[SOURCE RECORDS]
______________________________

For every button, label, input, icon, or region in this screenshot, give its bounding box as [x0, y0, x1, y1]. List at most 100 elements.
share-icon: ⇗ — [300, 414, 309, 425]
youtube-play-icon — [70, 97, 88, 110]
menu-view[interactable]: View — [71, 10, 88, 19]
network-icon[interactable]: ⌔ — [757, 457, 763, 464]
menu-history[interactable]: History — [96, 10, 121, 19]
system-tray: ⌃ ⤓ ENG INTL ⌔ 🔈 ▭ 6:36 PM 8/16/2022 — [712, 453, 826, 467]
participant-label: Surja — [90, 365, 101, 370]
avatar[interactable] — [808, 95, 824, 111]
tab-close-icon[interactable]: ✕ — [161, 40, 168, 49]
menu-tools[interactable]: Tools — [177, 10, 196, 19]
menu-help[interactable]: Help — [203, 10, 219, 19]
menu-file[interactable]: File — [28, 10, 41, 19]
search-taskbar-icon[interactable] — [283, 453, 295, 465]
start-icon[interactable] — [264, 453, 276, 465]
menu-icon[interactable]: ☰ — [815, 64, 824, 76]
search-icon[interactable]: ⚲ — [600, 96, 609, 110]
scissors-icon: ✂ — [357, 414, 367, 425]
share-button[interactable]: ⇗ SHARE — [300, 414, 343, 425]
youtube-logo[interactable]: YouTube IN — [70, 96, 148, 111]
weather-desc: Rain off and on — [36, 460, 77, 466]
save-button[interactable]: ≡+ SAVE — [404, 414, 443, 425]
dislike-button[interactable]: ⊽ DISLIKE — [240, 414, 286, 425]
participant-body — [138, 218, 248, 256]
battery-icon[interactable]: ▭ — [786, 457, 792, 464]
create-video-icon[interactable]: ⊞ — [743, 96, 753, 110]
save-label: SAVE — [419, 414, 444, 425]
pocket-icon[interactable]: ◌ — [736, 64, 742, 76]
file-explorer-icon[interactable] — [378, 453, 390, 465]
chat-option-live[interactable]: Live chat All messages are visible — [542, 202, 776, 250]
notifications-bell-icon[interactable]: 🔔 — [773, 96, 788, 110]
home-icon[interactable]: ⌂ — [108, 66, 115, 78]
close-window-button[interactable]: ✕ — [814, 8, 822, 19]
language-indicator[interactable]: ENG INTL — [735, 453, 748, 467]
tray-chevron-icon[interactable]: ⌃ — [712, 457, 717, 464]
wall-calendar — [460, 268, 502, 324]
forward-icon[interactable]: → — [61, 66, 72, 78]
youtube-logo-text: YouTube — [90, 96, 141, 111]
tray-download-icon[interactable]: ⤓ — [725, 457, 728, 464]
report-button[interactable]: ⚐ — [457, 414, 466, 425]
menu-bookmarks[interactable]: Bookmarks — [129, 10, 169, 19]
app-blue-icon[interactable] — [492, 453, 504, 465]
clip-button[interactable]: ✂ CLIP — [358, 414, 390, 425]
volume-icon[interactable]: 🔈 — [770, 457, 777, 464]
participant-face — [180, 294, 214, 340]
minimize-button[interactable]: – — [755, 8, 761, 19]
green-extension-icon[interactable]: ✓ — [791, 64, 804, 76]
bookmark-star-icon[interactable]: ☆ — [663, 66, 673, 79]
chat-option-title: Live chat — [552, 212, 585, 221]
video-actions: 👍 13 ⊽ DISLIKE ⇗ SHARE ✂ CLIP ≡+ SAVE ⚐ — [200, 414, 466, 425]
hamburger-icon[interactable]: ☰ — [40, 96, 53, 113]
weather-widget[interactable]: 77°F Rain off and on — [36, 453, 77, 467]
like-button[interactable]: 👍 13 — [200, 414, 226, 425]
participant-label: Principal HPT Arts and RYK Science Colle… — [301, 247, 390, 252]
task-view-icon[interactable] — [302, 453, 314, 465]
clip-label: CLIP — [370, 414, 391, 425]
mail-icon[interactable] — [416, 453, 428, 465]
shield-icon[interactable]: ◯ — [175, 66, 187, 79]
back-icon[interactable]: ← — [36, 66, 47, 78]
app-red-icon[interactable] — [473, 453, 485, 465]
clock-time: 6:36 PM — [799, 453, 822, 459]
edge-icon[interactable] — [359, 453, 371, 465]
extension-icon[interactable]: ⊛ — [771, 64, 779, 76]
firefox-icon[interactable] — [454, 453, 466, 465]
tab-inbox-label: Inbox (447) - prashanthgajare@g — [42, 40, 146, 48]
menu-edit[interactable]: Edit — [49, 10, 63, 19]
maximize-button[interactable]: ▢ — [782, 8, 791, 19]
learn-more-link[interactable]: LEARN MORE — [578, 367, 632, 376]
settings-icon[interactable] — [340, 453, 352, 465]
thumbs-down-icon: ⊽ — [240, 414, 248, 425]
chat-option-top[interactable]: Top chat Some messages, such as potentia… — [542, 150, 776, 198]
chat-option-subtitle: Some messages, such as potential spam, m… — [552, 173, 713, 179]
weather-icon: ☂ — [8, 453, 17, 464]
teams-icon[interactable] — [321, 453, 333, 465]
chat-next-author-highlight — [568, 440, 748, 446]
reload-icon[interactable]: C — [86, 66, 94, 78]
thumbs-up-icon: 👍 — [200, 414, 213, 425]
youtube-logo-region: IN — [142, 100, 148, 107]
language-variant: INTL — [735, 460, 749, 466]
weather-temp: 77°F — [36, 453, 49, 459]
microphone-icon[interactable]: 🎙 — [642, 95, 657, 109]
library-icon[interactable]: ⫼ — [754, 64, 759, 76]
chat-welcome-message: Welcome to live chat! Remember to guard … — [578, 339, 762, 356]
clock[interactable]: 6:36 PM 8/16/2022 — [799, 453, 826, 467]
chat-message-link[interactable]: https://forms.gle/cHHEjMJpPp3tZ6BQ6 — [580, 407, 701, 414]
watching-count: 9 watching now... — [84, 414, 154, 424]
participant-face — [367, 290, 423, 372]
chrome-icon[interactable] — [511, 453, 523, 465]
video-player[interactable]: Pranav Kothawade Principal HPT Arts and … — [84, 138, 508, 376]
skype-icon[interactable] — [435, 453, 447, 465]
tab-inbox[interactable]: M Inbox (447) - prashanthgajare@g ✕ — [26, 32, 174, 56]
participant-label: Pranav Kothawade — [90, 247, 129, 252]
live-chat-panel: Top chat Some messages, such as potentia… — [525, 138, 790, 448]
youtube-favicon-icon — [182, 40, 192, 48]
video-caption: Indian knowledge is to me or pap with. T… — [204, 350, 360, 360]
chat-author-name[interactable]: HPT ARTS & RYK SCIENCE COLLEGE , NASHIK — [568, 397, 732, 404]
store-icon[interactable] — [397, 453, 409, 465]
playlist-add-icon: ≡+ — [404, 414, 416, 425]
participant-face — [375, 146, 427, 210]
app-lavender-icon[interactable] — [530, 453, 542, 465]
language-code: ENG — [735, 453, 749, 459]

______________________________

[TASK PROMPT]
Write out the listing above again, line for line, without changing anything.

[REPLY]
For every button, label, input, icon, or region in this screenshot, give its bounding box as [x0, y0, x1, y1]. List at most 100 elements.
share-icon: ⇗ — [300, 414, 309, 425]
youtube-play-icon — [70, 97, 88, 110]
menu-view[interactable]: View — [71, 10, 88, 19]
network-icon[interactable]: ⌔ — [757, 457, 763, 464]
menu-history[interactable]: History — [96, 10, 121, 19]
system-tray: ⌃ ⤓ ENG INTL ⌔ 🔈 ▭ 6:36 PM 8/16/2022 — [712, 453, 826, 467]
participant-label: Surja — [90, 365, 101, 370]
avatar[interactable] — [808, 95, 824, 111]
tab-close-icon[interactable]: ✕ — [161, 40, 168, 49]
menu-tools[interactable]: Tools — [177, 10, 196, 19]
menu-help[interactable]: Help — [203, 10, 219, 19]
menu-file[interactable]: File — [28, 10, 41, 19]
search-taskbar-icon[interactable] — [283, 453, 295, 465]
start-icon[interactable] — [264, 453, 276, 465]
menu-icon[interactable]: ☰ — [815, 64, 824, 76]
search-icon[interactable]: ⚲ — [600, 96, 609, 110]
scissors-icon: ✂ — [357, 414, 367, 425]
share-button[interactable]: ⇗ SHARE — [300, 414, 343, 425]
youtube-logo[interactable]: YouTube IN — [70, 96, 148, 111]
weather-desc: Rain off and on — [36, 460, 77, 466]
save-button[interactable]: ≡+ SAVE — [404, 414, 443, 425]
dislike-button[interactable]: ⊽ DISLIKE — [240, 414, 286, 425]
participant-body — [138, 218, 248, 256]
battery-icon[interactable]: ▭ — [786, 457, 792, 464]
create-video-icon[interactable]: ⊞ — [743, 96, 753, 110]
save-label: SAVE — [419, 414, 444, 425]
pocket-icon[interactable]: ◌ — [736, 64, 742, 76]
file-explorer-icon[interactable] — [378, 453, 390, 465]
chat-option-live[interactable]: Live chat All messages are visible — [542, 202, 776, 250]
notifications-bell-icon[interactable]: 🔔 — [773, 96, 788, 110]
home-icon[interactable]: ⌂ — [108, 66, 115, 78]
close-window-button[interactable]: ✕ — [814, 8, 822, 19]
language-indicator[interactable]: ENG INTL — [735, 453, 748, 467]
tray-chevron-icon[interactable]: ⌃ — [712, 457, 717, 464]
wall-calendar — [460, 268, 502, 324]
forward-icon[interactable]: → — [61, 66, 72, 78]
youtube-logo-text: YouTube — [90, 96, 141, 111]
tray-download-icon[interactable]: ⤓ — [725, 457, 728, 464]
report-button[interactable]: ⚐ — [457, 414, 466, 425]
menu-bookmarks[interactable]: Bookmarks — [129, 10, 169, 19]
app-blue-icon[interactable] — [492, 453, 504, 465]
clip-button[interactable]: ✂ CLIP — [358, 414, 390, 425]
volume-icon[interactable]: 🔈 — [770, 457, 777, 464]
participant-face — [180, 294, 214, 340]
minimize-button[interactable]: – — [755, 8, 761, 19]
green-extension-icon[interactable]: ✓ — [791, 64, 804, 76]
bookmark-star-icon[interactable]: ☆ — [663, 66, 673, 79]
chat-option-title: Live chat — [552, 212, 585, 221]
video-actions: 👍 13 ⊽ DISLIKE ⇗ SHARE ✂ CLIP ≡+ SAVE ⚐ — [200, 414, 466, 425]
hamburger-icon[interactable]: ☰ — [40, 96, 53, 113]
weather-widget[interactable]: 77°F Rain off and on — [36, 453, 77, 467]
like-button[interactable]: 👍 13 — [200, 414, 226, 425]
participant-label: Principal HPT Arts and RYK Science Colle… — [301, 247, 390, 252]
task-view-icon[interactable] — [302, 453, 314, 465]
clip-label: CLIP — [370, 414, 391, 425]
mail-icon[interactable] — [416, 453, 428, 465]
shield-icon[interactable]: ◯ — [175, 66, 187, 79]
back-icon[interactable]: ← — [36, 66, 47, 78]
app-red-icon[interactable] — [473, 453, 485, 465]
clock-time: 6:36 PM — [799, 453, 822, 459]
edge-icon[interactable] — [359, 453, 371, 465]
extension-icon[interactable]: ⊛ — [771, 64, 779, 76]
firefox-icon[interactable] — [454, 453, 466, 465]
tab-inbox-label: Inbox (447) - prashanthgajare@g — [42, 40, 146, 48]
menu-edit[interactable]: Edit — [49, 10, 63, 19]
maximize-button[interactable]: ▢ — [782, 8, 791, 19]
learn-more-link[interactable]: LEARN MORE — [578, 367, 632, 376]
settings-icon[interactable] — [340, 453, 352, 465]
thumbs-down-icon: ⊽ — [240, 414, 248, 425]
chat-option-top[interactable]: Top chat Some messages, such as potentia… — [542, 150, 776, 198]
chat-option-subtitle: Some messages, such as potential spam, m… — [552, 173, 713, 179]
weather-icon: ☂ — [8, 453, 17, 464]
teams-icon[interactable] — [321, 453, 333, 465]
chat-next-author-highlight — [568, 440, 748, 446]
reload-icon[interactable]: C — [86, 66, 94, 78]
thumbs-up-icon: 👍 — [200, 414, 213, 425]
youtube-logo-region: IN — [142, 100, 148, 107]
language-variant: INTL — [735, 460, 749, 466]
weather-temp: 77°F — [36, 453, 49, 459]
microphone-icon[interactable]: 🎙 — [642, 95, 657, 109]
library-icon[interactable]: ⫼ — [754, 64, 759, 76]
chat-welcome-message: Welcome to live chat! Remember to guard … — [578, 339, 762, 356]
clock[interactable]: 6:36 PM 8/16/2022 — [799, 453, 826, 467]
chat-message-link[interactable]: https://forms.gle/cHHEjMJpPp3tZ6BQ6 — [580, 407, 701, 414]
watching-count: 9 watching now... — [84, 414, 154, 424]
participant-face — [367, 290, 423, 372]
chrome-icon[interactable] — [511, 453, 523, 465]
video-player[interactable]: Pranav Kothawade Principal HPT Arts and … — [84, 138, 508, 376]
skype-icon[interactable] — [435, 453, 447, 465]
tab-inbox[interactable]: M Inbox (447) - prashanthgajare@g ✕ — [26, 32, 174, 56]
participant-label: Pranav Kothawade — [90, 247, 129, 252]
live-chat-panel: Top chat Some messages, such as potentia… — [525, 138, 790, 448]
youtube-favicon-icon — [182, 40, 192, 48]
video-caption: Indian knowledge is to me or pap with. T… — [204, 350, 360, 360]
chat-author-name[interactable]: HPT ARTS & RYK SCIENCE COLLEGE , NASHIK — [568, 397, 732, 404]
store-icon[interactable] — [397, 453, 409, 465]
playlist-add-icon: ≡+ — [404, 414, 416, 425]
participant-face — [375, 146, 427, 210]
app-lavender-icon[interactable] — [530, 453, 542, 465]
language-code: ENG — [735, 453, 749, 459]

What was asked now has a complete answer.